Problem to work on: Show all lines holding "JSON".

Figure collection entries:
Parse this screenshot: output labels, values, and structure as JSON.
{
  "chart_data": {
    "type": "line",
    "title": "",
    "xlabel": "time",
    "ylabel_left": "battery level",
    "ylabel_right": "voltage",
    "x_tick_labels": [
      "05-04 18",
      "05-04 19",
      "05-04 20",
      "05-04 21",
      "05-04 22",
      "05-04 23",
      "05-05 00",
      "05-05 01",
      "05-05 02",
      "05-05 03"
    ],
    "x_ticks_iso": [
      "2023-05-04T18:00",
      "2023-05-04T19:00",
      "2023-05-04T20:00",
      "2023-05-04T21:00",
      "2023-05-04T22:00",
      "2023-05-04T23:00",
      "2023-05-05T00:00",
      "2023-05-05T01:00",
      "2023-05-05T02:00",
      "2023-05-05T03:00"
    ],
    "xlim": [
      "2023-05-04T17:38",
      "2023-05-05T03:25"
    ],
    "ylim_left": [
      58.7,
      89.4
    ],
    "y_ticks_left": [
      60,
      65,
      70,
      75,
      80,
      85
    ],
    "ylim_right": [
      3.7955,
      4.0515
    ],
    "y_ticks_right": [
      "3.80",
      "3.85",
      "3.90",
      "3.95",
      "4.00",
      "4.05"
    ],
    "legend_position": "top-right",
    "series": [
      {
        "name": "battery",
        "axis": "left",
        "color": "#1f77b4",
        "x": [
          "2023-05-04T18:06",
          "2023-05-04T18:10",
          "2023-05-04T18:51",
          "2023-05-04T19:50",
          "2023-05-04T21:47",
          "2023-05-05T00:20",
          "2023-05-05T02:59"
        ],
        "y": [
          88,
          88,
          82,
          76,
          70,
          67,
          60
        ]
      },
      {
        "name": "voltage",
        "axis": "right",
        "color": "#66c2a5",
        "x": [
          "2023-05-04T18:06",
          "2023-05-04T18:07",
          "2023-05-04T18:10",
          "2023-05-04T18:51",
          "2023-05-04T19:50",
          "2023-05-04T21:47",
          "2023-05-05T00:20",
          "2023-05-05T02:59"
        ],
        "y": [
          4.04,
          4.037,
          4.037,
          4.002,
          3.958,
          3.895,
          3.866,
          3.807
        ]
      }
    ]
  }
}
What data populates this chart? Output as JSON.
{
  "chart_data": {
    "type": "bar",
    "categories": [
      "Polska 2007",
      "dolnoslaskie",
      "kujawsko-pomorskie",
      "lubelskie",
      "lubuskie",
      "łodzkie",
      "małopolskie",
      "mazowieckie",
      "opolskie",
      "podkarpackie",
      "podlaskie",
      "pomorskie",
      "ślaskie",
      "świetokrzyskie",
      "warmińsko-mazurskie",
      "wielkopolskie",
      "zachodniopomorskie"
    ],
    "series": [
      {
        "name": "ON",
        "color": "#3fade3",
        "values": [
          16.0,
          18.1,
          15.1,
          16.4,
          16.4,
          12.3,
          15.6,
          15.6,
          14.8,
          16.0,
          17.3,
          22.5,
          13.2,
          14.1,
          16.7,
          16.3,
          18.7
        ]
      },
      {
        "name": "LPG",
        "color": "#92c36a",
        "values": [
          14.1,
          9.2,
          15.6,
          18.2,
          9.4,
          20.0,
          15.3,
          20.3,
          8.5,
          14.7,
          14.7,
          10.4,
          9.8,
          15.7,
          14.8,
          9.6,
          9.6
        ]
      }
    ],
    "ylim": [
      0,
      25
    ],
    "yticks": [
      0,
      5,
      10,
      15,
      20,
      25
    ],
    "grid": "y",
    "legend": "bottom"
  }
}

Solution to the exercise:
Parse this screenshot: output labels, values, and structure as JSON.
What data populates this chart? Output as JSON.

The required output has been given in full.